▶ **Problem to work on**
Pictures are not part of the copy; repeat everything else in the records exactly.

▶ **Source data**

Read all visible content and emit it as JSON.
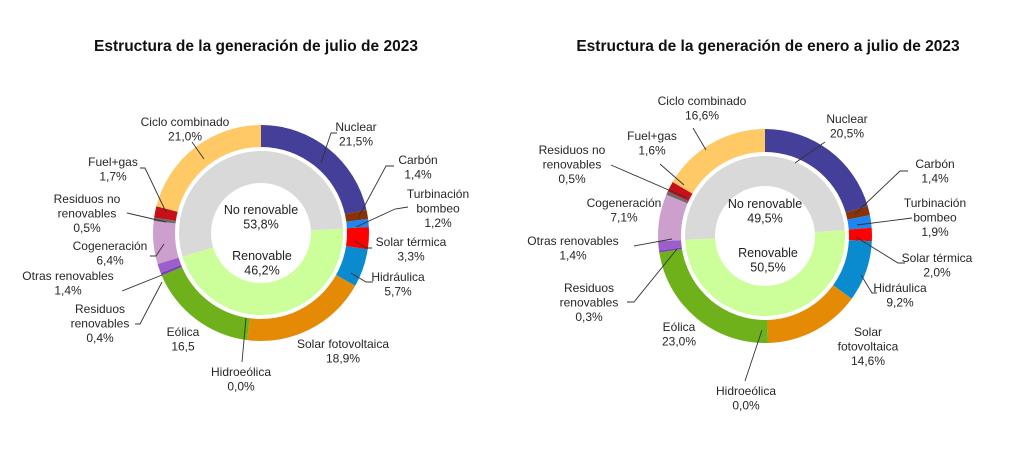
{
  "chart_data": [
    {
      "type": "pie",
      "subtype": "nested-donut",
      "title": "Estructura de la generación de julio de 2023",
      "inner": [
        {
          "name": "No renovable",
          "value": 53.8,
          "label": "53,8%",
          "color": "#d9d9d9"
        },
        {
          "name": "Renovable",
          "value": 46.2,
          "label": "46,2%",
          "color": "#ccff99"
        }
      ],
      "outer": [
        {
          "name": "Nuclear",
          "value": 21.5,
          "label": "21,5%",
          "color": "#443f98",
          "group": "No renovable"
        },
        {
          "name": "Carbón",
          "value": 1.4,
          "label": "1,4%",
          "color": "#8b3107",
          "group": "No renovable"
        },
        {
          "name": "Turbinación bombeo",
          "value": 1.2,
          "label": "1,2%",
          "color": "#1e86f0",
          "group": "No renovable"
        },
        {
          "name": "Solar térmica",
          "value": 3.3,
          "label": "3,3%",
          "color": "#ff0000",
          "group": "Renovable"
        },
        {
          "name": "Hidráulica",
          "value": 5.7,
          "label": "5,7%",
          "color": "#0a8bd0",
          "group": "Renovable"
        },
        {
          "name": "Solar fotovoltaica",
          "value": 18.9,
          "label": "18,9%",
          "color": "#e58a04",
          "group": "Renovable"
        },
        {
          "name": "Hidroeólica",
          "value": 0.0,
          "label": "0,0%",
          "color": "#6b8e23",
          "group": "Renovable"
        },
        {
          "name": "Eólica",
          "value": 16.5,
          "label": "16,5",
          "color": "#6eb11b",
          "group": "Renovable"
        },
        {
          "name": "Residuos renovables",
          "value": 0.4,
          "label": "0,4%",
          "color": "#7d3fb5",
          "group": "Renovable"
        },
        {
          "name": "Otras renovables",
          "value": 1.4,
          "label": "1,4%",
          "color": "#9a5fcc",
          "group": "Renovable"
        },
        {
          "name": "Cogeneración",
          "value": 6.4,
          "label": "6,4%",
          "color": "#cc9fcc",
          "group": "No renovable"
        },
        {
          "name": "Residuos no renovables",
          "value": 0.5,
          "label": "0,5%",
          "color": "#6b6b6b",
          "group": "No renovable"
        },
        {
          "name": "Fuel+gas",
          "value": 1.7,
          "label": "1,7%",
          "color": "#c8101a",
          "group": "No renovable"
        },
        {
          "name": "Ciclo combinado",
          "value": 21.0,
          "label": "21,0%",
          "color": "#ffc966",
          "group": "No renovable"
        }
      ]
    },
    {
      "type": "pie",
      "subtype": "nested-donut",
      "title": "Estructura de la generación de enero a julio de 2023",
      "inner": [
        {
          "name": "No renovable",
          "value": 49.5,
          "label": "49,5%",
          "color": "#d9d9d9"
        },
        {
          "name": "Renovable",
          "value": 50.5,
          "label": "50,5%",
          "color": "#ccff99"
        }
      ],
      "outer": [
        {
          "name": "Nuclear",
          "value": 20.5,
          "label": "20,5%",
          "color": "#443f98",
          "group": "No renovable"
        },
        {
          "name": "Carbón",
          "value": 1.4,
          "label": "1,4%",
          "color": "#8b3107",
          "group": "No renovable"
        },
        {
          "name": "Turbinación bombeo",
          "value": 1.9,
          "label": "1,9%",
          "color": "#1e86f0",
          "group": "No renovable"
        },
        {
          "name": "Solar térmica",
          "value": 2.0,
          "label": "2,0%",
          "color": "#ff0000",
          "group": "Renovable"
        },
        {
          "name": "Hidráulica",
          "value": 9.2,
          "label": "9,2%",
          "color": "#0a8bd0",
          "group": "Renovable"
        },
        {
          "name": "Solar fotovoltaica",
          "value": 14.6,
          "label": "14,6%",
          "color": "#e58a04",
          "group": "Renovable"
        },
        {
          "name": "Hidroeólica",
          "value": 0.0,
          "label": "0,0%",
          "color": "#6b8e23",
          "group": "Renovable"
        },
        {
          "name": "Eólica",
          "value": 23.0,
          "label": "23,0%",
          "color": "#6eb11b",
          "group": "Renovable"
        },
        {
          "name": "Residuos renovables",
          "value": 0.3,
          "label": "0,3%",
          "color": "#7d3fb5",
          "group": "Renovable"
        },
        {
          "name": "Otras renovables",
          "value": 1.4,
          "label": "1,4%",
          "color": "#9a5fcc",
          "group": "Renovable"
        },
        {
          "name": "Cogeneración",
          "value": 7.1,
          "label": "7,1%",
          "color": "#cc9fcc",
          "group": "No renovable"
        },
        {
          "name": "Residuos no renovables",
          "value": 0.5,
          "label": "0,5%",
          "color": "#6b6b6b",
          "group": "No renovable"
        },
        {
          "name": "Fuel+gas",
          "value": 1.6,
          "label": "1,6%",
          "color": "#c8101a",
          "group": "No renovable"
        },
        {
          "name": "Ciclo combinado",
          "value": 16.6,
          "label": "16,6%",
          "color": "#ffc966",
          "group": "No renovable"
        }
      ]
    }
  ]
}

▶ **Expected output**
Read all visible content and emit it as JSON.
{
  "chart_data": [
    {
      "type": "pie",
      "subtype": "nested-donut",
      "title": "Estructura de la generación de julio de 2023",
      "inner": [
        {
          "name": "No renovable",
          "value": 53.8,
          "label": "53,8%",
          "color": "#d9d9d9"
        },
        {
          "name": "Renovable",
          "value": 46.2,
          "label": "46,2%",
          "color": "#ccff99"
        }
      ],
      "outer": [
        {
          "name": "Nuclear",
          "value": 21.5,
          "label": "21,5%",
          "color": "#443f98",
          "group": "No renovable"
        },
        {
          "name": "Carbón",
          "value": 1.4,
          "label": "1,4%",
          "color": "#8b3107",
          "group": "No renovable"
        },
        {
          "name": "Turbinación bombeo",
          "value": 1.2,
          "label": "1,2%",
          "color": "#1e86f0",
          "group": "No renovable"
        },
        {
          "name": "Solar térmica",
          "value": 3.3,
          "label": "3,3%",
          "color": "#ff0000",
          "group": "Renovable"
        },
        {
          "name": "Hidráulica",
          "value": 5.7,
          "label": "5,7%",
          "color": "#0a8bd0",
          "group": "Renovable"
        },
        {
          "name": "Solar fotovoltaica",
          "value": 18.9,
          "label": "18,9%",
          "color": "#e58a04",
          "group": "Renovable"
        },
        {
          "name": "Hidroeólica",
          "value": 0.0,
          "label": "0,0%",
          "color": "#6b8e23",
          "group": "Renovable"
        },
        {
          "name": "Eólica",
          "value": 16.5,
          "label": "16,5",
          "color": "#6eb11b",
          "group": "Renovable"
        },
        {
          "name": "Residuos renovables",
          "value": 0.4,
          "label": "0,4%",
          "color": "#7d3fb5",
          "group": "Renovable"
        },
        {
          "name": "Otras renovables",
          "value": 1.4,
          "label": "1,4%",
          "color": "#9a5fcc",
          "group": "Renovable"
        },
        {
          "name": "Cogeneración",
          "value": 6.4,
          "label": "6,4%",
          "color": "#cc9fcc",
          "group": "No renovable"
        },
        {
          "name": "Residuos no renovables",
          "value": 0.5,
          "label": "0,5%",
          "color": "#6b6b6b",
          "group": "No renovable"
        },
        {
          "name": "Fuel+gas",
          "value": 1.7,
          "label": "1,7%",
          "color": "#c8101a",
          "group": "No renovable"
        },
        {
          "name": "Ciclo combinado",
          "value": 21.0,
          "label": "21,0%",
          "color": "#ffc966",
          "group": "No renovable"
        }
      ]
    },
    {
      "type": "pie",
      "subtype": "nested-donut",
      "title": "Estructura de la generación de enero a julio de 2023",
      "inner": [
        {
          "name": "No renovable",
          "value": 49.5,
          "label": "49,5%",
          "color": "#d9d9d9"
        },
        {
          "name": "Renovable",
          "value": 50.5,
          "label": "50,5%",
          "color": "#ccff99"
        }
      ],
      "outer": [
        {
          "name": "Nuclear",
          "value": 20.5,
          "label": "20,5%",
          "color": "#443f98",
          "group": "No renovable"
        },
        {
          "name": "Carbón",
          "value": 1.4,
          "label": "1,4%",
          "color": "#8b3107",
          "group": "No renovable"
        },
        {
          "name": "Turbinación bombeo",
          "value": 1.9,
          "label": "1,9%",
          "color": "#1e86f0",
          "group": "No renovable"
        },
        {
          "name": "Solar térmica",
          "value": 2.0,
          "label": "2,0%",
          "color": "#ff0000",
          "group": "Renovable"
        },
        {
          "name": "Hidráulica",
          "value": 9.2,
          "label": "9,2%",
          "color": "#0a8bd0",
          "group": "Renovable"
        },
        {
          "name": "Solar fotovoltaica",
          "value": 14.6,
          "label": "14,6%",
          "color": "#e58a04",
          "group": "Renovable"
        },
        {
          "name": "Hidroeólica",
          "value": 0.0,
          "label": "0,0%",
          "color": "#6b8e23",
          "group": "Renovable"
        },
        {
          "name": "Eólica",
          "value": 23.0,
          "label": "23,0%",
          "color": "#6eb11b",
          "group": "Renovable"
        },
        {
          "name": "Residuos renovables",
          "value": 0.3,
          "label": "0,3%",
          "color": "#7d3fb5",
          "group": "Renovable"
        },
        {
          "name": "Otras renovables",
          "value": 1.4,
          "label": "1,4%",
          "color": "#9a5fcc",
          "group": "Renovable"
        },
        {
          "name": "Cogeneración",
          "value": 7.1,
          "label": "7,1%",
          "color": "#cc9fcc",
          "group": "No renovable"
        },
        {
          "name": "Residuos no renovables",
          "value": 0.5,
          "label": "0,5%",
          "color": "#6b6b6b",
          "group": "No renovable"
        },
        {
          "name": "Fuel+gas",
          "value": 1.6,
          "label": "1,6%",
          "color": "#c8101a",
          "group": "No renovable"
        },
        {
          "name": "Ciclo combinado",
          "value": 16.6,
          "label": "16,6%",
          "color": "#ffc966",
          "group": "No renovable"
        }
      ]
    }
  ]
}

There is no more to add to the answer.